## Given problem
Your task is to copy every record exactly.
○ ○ ○ ○ ○
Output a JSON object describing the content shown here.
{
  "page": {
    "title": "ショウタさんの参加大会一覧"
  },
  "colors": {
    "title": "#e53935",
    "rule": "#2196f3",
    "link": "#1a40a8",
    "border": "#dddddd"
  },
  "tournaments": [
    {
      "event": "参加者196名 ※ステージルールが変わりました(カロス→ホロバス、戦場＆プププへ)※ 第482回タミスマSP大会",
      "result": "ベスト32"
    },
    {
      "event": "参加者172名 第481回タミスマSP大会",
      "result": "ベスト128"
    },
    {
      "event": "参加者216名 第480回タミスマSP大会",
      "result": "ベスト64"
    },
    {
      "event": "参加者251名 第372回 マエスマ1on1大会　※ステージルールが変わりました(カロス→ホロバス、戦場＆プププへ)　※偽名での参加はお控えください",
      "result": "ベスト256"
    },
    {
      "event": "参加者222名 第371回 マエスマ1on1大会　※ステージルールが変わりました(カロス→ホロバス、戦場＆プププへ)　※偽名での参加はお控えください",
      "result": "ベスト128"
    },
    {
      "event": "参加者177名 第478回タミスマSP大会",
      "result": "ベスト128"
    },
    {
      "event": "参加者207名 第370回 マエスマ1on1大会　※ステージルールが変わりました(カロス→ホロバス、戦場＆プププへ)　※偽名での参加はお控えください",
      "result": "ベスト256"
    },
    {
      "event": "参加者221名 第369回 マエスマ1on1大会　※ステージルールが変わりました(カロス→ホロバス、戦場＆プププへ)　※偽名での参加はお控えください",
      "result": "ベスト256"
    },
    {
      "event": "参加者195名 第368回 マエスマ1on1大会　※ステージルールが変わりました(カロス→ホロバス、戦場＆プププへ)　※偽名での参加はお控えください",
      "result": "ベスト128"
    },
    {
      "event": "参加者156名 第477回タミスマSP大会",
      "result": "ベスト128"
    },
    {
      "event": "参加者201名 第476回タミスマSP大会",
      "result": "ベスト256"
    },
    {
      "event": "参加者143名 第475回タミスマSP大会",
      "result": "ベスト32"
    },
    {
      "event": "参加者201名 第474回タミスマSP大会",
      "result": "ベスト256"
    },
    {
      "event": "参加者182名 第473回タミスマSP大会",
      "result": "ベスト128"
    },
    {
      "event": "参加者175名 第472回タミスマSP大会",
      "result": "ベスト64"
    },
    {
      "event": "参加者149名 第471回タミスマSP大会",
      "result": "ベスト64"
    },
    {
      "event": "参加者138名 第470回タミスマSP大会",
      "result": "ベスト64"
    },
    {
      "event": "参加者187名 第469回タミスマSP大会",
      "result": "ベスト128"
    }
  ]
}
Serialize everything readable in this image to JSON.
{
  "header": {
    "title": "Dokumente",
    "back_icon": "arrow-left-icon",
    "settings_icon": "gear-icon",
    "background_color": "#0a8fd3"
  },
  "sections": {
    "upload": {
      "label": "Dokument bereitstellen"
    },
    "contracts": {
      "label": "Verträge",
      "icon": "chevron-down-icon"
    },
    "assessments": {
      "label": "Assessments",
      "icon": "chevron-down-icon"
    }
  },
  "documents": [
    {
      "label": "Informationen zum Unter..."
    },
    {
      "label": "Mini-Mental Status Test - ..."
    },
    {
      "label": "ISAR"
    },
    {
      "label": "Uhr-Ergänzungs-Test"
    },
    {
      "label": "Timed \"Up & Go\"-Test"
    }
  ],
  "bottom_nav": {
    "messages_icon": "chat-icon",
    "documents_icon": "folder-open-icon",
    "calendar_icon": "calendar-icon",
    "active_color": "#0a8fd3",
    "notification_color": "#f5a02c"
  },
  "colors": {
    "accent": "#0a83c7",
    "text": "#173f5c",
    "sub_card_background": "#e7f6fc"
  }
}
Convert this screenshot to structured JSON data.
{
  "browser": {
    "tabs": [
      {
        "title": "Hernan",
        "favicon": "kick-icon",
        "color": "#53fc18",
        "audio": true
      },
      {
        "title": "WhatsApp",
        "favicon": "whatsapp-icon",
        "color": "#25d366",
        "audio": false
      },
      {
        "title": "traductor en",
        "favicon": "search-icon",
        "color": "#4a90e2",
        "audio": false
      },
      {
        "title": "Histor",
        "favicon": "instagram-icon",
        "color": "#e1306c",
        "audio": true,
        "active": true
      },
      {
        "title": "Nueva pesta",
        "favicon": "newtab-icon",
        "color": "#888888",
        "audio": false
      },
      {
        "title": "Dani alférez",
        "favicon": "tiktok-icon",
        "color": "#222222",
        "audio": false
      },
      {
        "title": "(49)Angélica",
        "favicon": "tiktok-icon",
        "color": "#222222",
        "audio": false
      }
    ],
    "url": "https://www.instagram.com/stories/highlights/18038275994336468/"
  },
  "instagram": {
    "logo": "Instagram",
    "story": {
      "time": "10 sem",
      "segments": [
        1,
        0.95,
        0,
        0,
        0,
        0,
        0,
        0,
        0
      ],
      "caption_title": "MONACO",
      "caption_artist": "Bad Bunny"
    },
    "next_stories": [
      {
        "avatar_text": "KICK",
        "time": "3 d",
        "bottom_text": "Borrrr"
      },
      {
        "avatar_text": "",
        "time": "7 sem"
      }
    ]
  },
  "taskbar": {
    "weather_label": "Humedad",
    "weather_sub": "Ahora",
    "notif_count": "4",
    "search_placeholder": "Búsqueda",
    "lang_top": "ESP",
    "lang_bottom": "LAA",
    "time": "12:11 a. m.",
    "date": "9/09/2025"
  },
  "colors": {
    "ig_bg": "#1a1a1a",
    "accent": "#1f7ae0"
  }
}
○ ○ ○ ○ ○
## Task result
Output a JSON object describing the content shown here.
{
  "page": {
    "title": "ショウタさんの参加大会一覧"
  },
  "colors": {
    "title": "#e53935",
    "rule": "#2196f3",
    "link": "#1a40a8",
    "border": "#dddddd"
  },
  "tournaments": [
    {
      "event": "参加者196名 ※ステージルールが変わりました(カロス→ホロバス、戦場＆プププへ)※ 第482回タミスマSP大会",
      "result": "ベスト32"
    },
    {
      "event": "参加者172名 第481回タミスマSP大会",
      "result": "ベスト128"
    },
    {
      "event": "参加者216名 第480回タミスマSP大会",
      "result": "ベスト64"
    },
    {
      "event": "参加者251名 第372回 マエスマ1on1大会　※ステージルールが変わりました(カロス→ホロバス、戦場＆プププへ)　※偽名での参加はお控えください",
      "result": "ベスト256"
    },
    {
      "event": "参加者222名 第371回 マエスマ1on1大会　※ステージルールが変わりました(カロス→ホロバス、戦場＆プププへ)　※偽名での参加はお控えください",
      "result": "ベスト128"
    },
    {
      "event": "参加者177名 第478回タミスマSP大会",
      "result": "ベスト128"
    },
    {
      "event": "参加者207名 第370回 マエスマ1on1大会　※ステージルールが変わりました(カロス→ホロバス、戦場＆プププへ)　※偽名での参加はお控えください",
      "result": "ベスト256"
    },
    {
      "event": "参加者221名 第369回 マエスマ1on1大会　※ステージルールが変わりました(カロス→ホロバス、戦場＆プププへ)　※偽名での参加はお控えください",
      "result": "ベスト256"
    },
    {
      "event": "参加者195名 第368回 マエスマ1on1大会　※ステージルールが変わりました(カロス→ホロバス、戦場＆プププへ)　※偽名での参加はお控えください",
      "result": "ベスト128"
    },
    {
      "event": "参加者156名 第477回タミスマSP大会",
      "result": "ベスト128"
    },
    {
      "event": "参加者201名 第476回タミスマSP大会",
      "result": "ベスト256"
    },
    {
      "event": "参加者143名 第475回タミスマSP大会",
      "result": "ベスト32"
    },
    {
      "event": "参加者201名 第474回タミスマSP大会",
      "result": "ベスト256"
    },
    {
      "event": "参加者182名 第473回タミスマSP大会",
      "result": "ベスト128"
    },
    {
      "event": "参加者175名 第472回タミスマSP大会",
      "result": "ベスト64"
    },
    {
      "event": "参加者149名 第471回タミスマSP大会",
      "result": "ベスト64"
    },
    {
      "event": "参加者138名 第470回タミスマSP大会",
      "result": "ベスト64"
    },
    {
      "event": "参加者187名 第469回タミスマSP大会",
      "result": "ベスト128"
    }
  ]
}
Serialize everything readable in this image to JSON.
{
  "header": {
    "title": "Dokumente",
    "back_icon": "arrow-left-icon",
    "settings_icon": "gear-icon",
    "background_color": "#0a8fd3"
  },
  "sections": {
    "upload": {
      "label": "Dokument bereitstellen"
    },
    "contracts": {
      "label": "Verträge",
      "icon": "chevron-down-icon"
    },
    "assessments": {
      "label": "Assessments",
      "icon": "chevron-down-icon"
    }
  },
  "documents": [
    {
      "label": "Informationen zum Unter..."
    },
    {
      "label": "Mini-Mental Status Test - ..."
    },
    {
      "label": "ISAR"
    },
    {
      "label": "Uhr-Ergänzungs-Test"
    },
    {
      "label": "Timed \"Up & Go\"-Test"
    }
  ],
  "bottom_nav": {
    "messages_icon": "chat-icon",
    "documents_icon": "folder-open-icon",
    "calendar_icon": "calendar-icon",
    "active_color": "#0a8fd3",
    "notification_color": "#f5a02c"
  },
  "colors": {
    "accent": "#0a83c7",
    "text": "#173f5c",
    "sub_card_background": "#e7f6fc"
  }
}
Convert this screenshot to structured JSON data.
{
  "browser": {
    "tabs": [
      {
        "title": "Hernan",
        "favicon": "kick-icon",
        "color": "#53fc18",
        "audio": true
      },
      {
        "title": "WhatsApp",
        "favicon": "whatsapp-icon",
        "color": "#25d366",
        "audio": false
      },
      {
        "title": "traductor en",
        "favicon": "search-icon",
        "color": "#4a90e2",
        "audio": false
      },
      {
        "title": "Histor",
        "favicon": "instagram-icon",
        "color": "#e1306c",
        "audio": true,
        "active": true
      },
      {
        "title": "Nueva pesta",
        "favicon": "newtab-icon",
        "color": "#888888",
        "audio": false
      },
      {
        "title": "Dani alférez",
        "favicon": "tiktok-icon",
        "color": "#222222",
        "audio": false
      },
      {
        "title": "(49)Angélica",
        "favicon": "tiktok-icon",
        "color": "#222222",
        "audio": false
      }
    ],
    "url": "https://www.instagram.com/stories/highlights/18038275994336468/"
  },
  "instagram": {
    "logo": "Instagram",
    "story": {
      "time": "10 sem",
      "segments": [
        1,
        0.95,
        0,
        0,
        0,
        0,
        0,
        0,
        0
      ],
      "caption_title": "MONACO",
      "caption_artist": "Bad Bunny"
    },
    "next_stories": [
      {
        "avatar_text": "KICK",
        "time": "3 d",
        "bottom_text": "Borrrr"
      },
      {
        "avatar_text": "",
        "time": "7 sem"
      }
    ]
  },
  "taskbar": {
    "weather_label": "Humedad",
    "weather_sub": "Ahora",
    "notif_count": "4",
    "search_placeholder": "Búsqueda",
    "lang_top": "ESP",
    "lang_bottom": "LAA",
    "time": "12:11 a. m.",
    "date": "9/09/2025"
  },
  "colors": {
    "ig_bg": "#1a1a1a",
    "accent": "#1f7ae0"
  }
}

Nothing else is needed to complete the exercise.